* **WRITTEN REQUEST**: From the listing below, pull each line that includes "with".

[Lines of data]
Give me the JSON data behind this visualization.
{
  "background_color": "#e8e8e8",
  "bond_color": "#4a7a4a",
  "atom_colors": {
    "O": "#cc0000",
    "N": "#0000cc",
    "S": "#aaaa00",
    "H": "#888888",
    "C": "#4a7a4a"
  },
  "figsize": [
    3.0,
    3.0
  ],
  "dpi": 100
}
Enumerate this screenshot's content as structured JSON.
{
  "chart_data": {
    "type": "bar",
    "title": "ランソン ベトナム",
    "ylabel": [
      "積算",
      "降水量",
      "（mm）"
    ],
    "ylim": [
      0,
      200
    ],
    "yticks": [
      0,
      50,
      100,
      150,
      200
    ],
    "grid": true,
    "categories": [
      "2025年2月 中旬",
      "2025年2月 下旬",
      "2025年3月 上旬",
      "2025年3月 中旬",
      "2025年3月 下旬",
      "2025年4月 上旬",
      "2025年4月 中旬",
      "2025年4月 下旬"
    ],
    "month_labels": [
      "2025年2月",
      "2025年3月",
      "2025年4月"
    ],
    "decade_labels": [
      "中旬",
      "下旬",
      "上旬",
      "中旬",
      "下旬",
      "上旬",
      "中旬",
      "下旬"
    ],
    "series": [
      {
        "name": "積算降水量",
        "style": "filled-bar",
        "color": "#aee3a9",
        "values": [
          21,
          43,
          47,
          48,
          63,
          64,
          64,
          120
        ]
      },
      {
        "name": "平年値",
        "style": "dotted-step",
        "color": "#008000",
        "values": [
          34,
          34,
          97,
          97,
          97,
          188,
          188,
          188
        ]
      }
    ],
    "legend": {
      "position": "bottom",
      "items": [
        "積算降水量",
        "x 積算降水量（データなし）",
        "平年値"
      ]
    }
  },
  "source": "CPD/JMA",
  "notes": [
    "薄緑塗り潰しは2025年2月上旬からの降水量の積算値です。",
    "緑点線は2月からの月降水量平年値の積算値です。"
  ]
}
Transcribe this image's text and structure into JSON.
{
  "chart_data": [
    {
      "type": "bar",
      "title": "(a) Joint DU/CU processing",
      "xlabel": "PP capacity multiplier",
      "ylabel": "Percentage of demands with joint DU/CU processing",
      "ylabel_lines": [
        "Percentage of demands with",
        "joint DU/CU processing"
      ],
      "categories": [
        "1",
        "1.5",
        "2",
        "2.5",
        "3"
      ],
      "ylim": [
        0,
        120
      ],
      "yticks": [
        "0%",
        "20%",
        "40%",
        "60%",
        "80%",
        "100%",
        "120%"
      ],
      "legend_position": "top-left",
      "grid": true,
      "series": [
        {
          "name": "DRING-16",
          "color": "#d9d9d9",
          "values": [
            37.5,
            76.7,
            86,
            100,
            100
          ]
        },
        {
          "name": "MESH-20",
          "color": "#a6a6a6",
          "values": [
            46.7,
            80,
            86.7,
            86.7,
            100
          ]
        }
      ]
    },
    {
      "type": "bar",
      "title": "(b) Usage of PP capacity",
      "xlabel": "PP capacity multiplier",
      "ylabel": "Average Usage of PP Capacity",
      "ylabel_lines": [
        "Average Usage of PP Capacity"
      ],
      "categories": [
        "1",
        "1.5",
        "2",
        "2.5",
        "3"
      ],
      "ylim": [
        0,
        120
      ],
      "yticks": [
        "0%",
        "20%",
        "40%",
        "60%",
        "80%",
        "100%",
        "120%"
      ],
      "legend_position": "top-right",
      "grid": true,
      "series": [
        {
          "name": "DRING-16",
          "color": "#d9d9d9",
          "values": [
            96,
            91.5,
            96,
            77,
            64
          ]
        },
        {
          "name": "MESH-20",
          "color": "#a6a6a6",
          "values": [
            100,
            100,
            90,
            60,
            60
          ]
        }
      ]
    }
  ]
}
* * *
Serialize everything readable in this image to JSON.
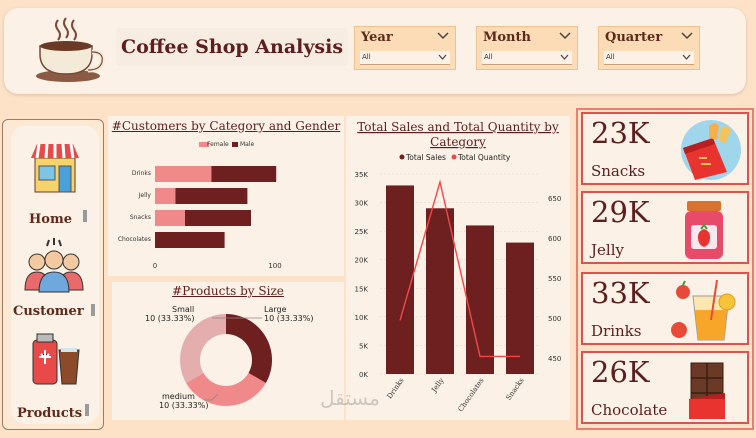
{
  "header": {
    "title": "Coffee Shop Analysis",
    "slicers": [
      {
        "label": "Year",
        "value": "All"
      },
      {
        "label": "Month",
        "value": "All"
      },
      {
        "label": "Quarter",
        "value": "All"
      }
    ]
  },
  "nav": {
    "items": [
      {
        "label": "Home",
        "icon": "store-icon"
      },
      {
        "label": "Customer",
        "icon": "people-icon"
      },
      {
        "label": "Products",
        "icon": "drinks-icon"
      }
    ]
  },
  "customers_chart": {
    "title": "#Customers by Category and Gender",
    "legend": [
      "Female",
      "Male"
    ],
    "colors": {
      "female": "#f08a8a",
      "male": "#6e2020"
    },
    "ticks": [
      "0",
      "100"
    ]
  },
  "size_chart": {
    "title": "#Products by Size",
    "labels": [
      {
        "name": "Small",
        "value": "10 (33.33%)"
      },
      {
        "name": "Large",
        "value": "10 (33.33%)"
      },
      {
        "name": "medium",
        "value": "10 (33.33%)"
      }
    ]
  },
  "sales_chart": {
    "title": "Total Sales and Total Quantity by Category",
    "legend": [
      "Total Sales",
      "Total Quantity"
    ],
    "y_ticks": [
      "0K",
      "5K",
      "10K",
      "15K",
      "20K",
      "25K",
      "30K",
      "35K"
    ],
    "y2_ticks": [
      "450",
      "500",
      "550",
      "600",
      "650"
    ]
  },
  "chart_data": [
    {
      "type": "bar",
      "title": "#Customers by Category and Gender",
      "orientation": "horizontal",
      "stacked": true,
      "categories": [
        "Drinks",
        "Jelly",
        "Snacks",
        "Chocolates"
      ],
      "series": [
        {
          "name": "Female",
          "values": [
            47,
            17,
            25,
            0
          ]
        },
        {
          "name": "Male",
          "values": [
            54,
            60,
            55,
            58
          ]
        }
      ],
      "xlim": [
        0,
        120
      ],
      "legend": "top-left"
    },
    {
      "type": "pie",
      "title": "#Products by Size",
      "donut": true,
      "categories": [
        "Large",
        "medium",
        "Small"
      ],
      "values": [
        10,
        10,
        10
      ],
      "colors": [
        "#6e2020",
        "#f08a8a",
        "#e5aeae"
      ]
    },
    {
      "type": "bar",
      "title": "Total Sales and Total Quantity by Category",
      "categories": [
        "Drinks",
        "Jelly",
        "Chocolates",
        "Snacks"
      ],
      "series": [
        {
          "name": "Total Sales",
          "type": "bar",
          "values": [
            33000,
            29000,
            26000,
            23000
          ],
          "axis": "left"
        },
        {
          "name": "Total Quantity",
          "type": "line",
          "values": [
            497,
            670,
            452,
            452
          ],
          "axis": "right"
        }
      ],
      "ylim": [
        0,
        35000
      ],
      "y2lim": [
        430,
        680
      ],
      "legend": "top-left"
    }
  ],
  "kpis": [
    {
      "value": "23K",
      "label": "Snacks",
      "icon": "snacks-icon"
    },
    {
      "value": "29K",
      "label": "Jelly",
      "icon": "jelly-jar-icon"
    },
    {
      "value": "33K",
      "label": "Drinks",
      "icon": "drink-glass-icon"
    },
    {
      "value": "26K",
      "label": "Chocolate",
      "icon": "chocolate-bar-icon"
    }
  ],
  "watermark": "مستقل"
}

* **OUTPUT OF THE EXERCISE**:
      "ylabel": "Percentage of demands with joint DU/CU processing",
        "Percentage of demands with",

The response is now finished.